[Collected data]
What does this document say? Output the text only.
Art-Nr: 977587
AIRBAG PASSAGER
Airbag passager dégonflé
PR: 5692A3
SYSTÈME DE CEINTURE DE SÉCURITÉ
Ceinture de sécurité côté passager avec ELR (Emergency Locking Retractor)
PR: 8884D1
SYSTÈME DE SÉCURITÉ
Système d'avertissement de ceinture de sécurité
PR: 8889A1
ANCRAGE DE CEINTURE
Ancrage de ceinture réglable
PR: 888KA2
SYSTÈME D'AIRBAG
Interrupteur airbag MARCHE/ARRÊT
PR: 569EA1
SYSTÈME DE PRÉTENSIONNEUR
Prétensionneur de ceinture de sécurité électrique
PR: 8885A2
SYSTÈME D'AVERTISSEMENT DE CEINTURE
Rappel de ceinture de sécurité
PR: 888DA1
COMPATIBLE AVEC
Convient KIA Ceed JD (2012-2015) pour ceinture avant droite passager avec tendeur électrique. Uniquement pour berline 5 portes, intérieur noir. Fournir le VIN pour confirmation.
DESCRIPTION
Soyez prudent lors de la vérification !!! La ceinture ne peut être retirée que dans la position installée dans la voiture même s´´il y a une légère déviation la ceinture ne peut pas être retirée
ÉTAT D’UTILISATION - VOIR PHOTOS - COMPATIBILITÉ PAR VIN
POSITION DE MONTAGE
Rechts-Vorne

▶ Task goal: Copy every line from the entries that contains the word "électrique".

▶ Result of this exercise:
Prétensionneur de ceinture de sécurité électrique
Convient KIA Ceed JD (2012-2015) pour ceinture avant droite passager avec tendeur électrique. Uniquement pour berline 5 portes, intérieur noir. Fournir le VIN pour confirmation.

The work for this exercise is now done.